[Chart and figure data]
▼▼▼
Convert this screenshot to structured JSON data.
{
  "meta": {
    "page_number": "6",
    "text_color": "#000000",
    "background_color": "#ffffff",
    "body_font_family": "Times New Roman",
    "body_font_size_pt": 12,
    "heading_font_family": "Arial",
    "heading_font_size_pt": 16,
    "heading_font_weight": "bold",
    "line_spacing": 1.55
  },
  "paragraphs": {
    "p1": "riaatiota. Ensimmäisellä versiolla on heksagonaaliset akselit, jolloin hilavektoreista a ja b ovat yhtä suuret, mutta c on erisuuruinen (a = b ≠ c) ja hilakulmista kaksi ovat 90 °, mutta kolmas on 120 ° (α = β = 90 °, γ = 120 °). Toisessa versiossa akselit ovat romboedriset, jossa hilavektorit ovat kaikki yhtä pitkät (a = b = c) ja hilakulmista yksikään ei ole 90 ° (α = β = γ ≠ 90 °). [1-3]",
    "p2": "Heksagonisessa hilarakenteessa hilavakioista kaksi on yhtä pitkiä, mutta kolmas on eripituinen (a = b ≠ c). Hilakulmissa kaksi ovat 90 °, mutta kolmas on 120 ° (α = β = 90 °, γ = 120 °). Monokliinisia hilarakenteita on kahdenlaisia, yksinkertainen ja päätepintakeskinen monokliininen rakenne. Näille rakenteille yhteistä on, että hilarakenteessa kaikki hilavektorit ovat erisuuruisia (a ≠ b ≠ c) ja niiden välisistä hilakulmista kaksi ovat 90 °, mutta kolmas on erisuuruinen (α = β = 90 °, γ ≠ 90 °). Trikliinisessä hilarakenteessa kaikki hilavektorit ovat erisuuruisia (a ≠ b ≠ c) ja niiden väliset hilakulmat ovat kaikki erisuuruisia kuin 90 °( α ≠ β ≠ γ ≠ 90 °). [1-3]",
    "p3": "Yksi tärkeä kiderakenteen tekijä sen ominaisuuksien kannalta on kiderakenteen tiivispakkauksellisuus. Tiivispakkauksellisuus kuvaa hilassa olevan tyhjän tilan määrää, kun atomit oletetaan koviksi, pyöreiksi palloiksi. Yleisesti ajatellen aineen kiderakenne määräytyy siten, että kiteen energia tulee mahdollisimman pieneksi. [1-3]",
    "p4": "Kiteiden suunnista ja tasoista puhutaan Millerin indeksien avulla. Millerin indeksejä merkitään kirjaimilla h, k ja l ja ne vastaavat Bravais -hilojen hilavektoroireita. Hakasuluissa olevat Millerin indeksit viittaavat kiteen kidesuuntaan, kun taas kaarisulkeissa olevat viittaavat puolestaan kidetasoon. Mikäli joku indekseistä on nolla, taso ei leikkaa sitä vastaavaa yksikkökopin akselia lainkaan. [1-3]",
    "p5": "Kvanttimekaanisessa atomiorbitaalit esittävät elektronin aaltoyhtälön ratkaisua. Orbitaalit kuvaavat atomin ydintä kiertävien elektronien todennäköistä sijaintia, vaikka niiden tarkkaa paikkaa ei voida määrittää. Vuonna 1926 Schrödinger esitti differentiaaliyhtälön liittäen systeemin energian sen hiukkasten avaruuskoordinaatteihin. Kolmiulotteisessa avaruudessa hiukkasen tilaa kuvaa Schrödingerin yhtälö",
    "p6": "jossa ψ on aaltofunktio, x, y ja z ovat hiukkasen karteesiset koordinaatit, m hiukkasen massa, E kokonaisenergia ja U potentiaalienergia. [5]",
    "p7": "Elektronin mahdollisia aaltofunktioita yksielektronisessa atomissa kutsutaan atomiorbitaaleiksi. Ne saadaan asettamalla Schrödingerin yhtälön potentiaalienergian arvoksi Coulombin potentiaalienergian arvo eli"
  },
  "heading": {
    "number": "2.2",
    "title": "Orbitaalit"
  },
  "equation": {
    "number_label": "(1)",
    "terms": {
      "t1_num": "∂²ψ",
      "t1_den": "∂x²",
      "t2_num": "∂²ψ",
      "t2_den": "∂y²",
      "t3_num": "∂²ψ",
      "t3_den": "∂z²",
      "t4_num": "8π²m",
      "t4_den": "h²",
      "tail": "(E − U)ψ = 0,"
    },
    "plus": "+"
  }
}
▲▲▲
**REQUIREMENT**
Give all the records again. Match them exactly.

**PROBLEM SOLUTION**
Convert this screenshot to structured JSON data.
{
  "meta": {
    "page_number": "6",
    "text_color": "#000000",
    "background_color": "#ffffff",
    "body_font_family": "Times New Roman",
    "body_font_size_pt": 12,
    "heading_font_family": "Arial",
    "heading_font_size_pt": 16,
    "heading_font_weight": "bold",
    "line_spacing": 1.55
  },
  "paragraphs": {
    "p1": "riaatiota. Ensimmäisellä versiolla on heksagonaaliset akselit, jolloin hilavektoreista a ja b ovat yhtä suuret, mutta c on erisuuruinen (a = b ≠ c) ja hilakulmista kaksi ovat 90 °, mutta kolmas on 120 ° (α = β = 90 °, γ = 120 °). Toisessa versiossa akselit ovat romboedriset, jossa hilavektorit ovat kaikki yhtä pitkät (a = b = c) ja hilakulmista yksikään ei ole 90 ° (α = β = γ ≠ 90 °). [1-3]",
    "p2": "Heksagonisessa hilarakenteessa hilavakioista kaksi on yhtä pitkiä, mutta kolmas on eripituinen (a = b ≠ c). Hilakulmissa kaksi ovat 90 °, mutta kolmas on 120 ° (α = β = 90 °, γ = 120 °). Monokliinisia hilarakenteita on kahdenlaisia, yksinkertainen ja päätepintakeskinen monokliininen rakenne. Näille rakenteille yhteistä on, että hilarakenteessa kaikki hilavektorit ovat erisuuruisia (a ≠ b ≠ c) ja niiden välisistä hilakulmista kaksi ovat 90 °, mutta kolmas on erisuuruinen (α = β = 90 °, γ ≠ 90 °). Trikliinisessä hilarakenteessa kaikki hilavektorit ovat erisuuruisia (a ≠ b ≠ c) ja niiden väliset hilakulmat ovat kaikki erisuuruisia kuin 90 °( α ≠ β ≠ γ ≠ 90 °). [1-3]",
    "p3": "Yksi tärkeä kiderakenteen tekijä sen ominaisuuksien kannalta on kiderakenteen tiivispakkauksellisuus. Tiivispakkauksellisuus kuvaa hilassa olevan tyhjän tilan määrää, kun atomit oletetaan koviksi, pyöreiksi palloiksi. Yleisesti ajatellen aineen kiderakenne määräytyy siten, että kiteen energia tulee mahdollisimman pieneksi. [1-3]",
    "p4": "Kiteiden suunnista ja tasoista puhutaan Millerin indeksien avulla. Millerin indeksejä merkitään kirjaimilla h, k ja l ja ne vastaavat Bravais -hilojen hilavektoroireita. Hakasuluissa olevat Millerin indeksit viittaavat kiteen kidesuuntaan, kun taas kaarisulkeissa olevat viittaavat puolestaan kidetasoon. Mikäli joku indekseistä on nolla, taso ei leikkaa sitä vastaavaa yksikkökopin akselia lainkaan. [1-3]",
    "p5": "Kvanttimekaanisessa atomiorbitaalit esittävät elektronin aaltoyhtälön ratkaisua. Orbitaalit kuvaavat atomin ydintä kiertävien elektronien todennäköistä sijaintia, vaikka niiden tarkkaa paikkaa ei voida määrittää. Vuonna 1926 Schrödinger esitti differentiaaliyhtälön liittäen systeemin energian sen hiukkasten avaruuskoordinaatteihin. Kolmiulotteisessa avaruudessa hiukkasen tilaa kuvaa Schrödingerin yhtälö",
    "p6": "jossa ψ on aaltofunktio, x, y ja z ovat hiukkasen karteesiset koordinaatit, m hiukkasen massa, E kokonaisenergia ja U potentiaalienergia. [5]",
    "p7": "Elektronin mahdollisia aaltofunktioita yksielektronisessa atomissa kutsutaan atomiorbitaaleiksi. Ne saadaan asettamalla Schrödingerin yhtälön potentiaalienergian arvoksi Coulombin potentiaalienergian arvo eli"
  },
  "heading": {
    "number": "2.2",
    "title": "Orbitaalit"
  },
  "equation": {
    "number_label": "(1)",
    "terms": {
      "t1_num": "∂²ψ",
      "t1_den": "∂x²",
      "t2_num": "∂²ψ",
      "t2_den": "∂y²",
      "t3_num": "∂²ψ",
      "t3_den": "∂z²",
      "t4_num": "8π²m",
      "t4_den": "h²",
      "tail": "(E − U)ψ = 0,"
    },
    "plus": "+"
  }
}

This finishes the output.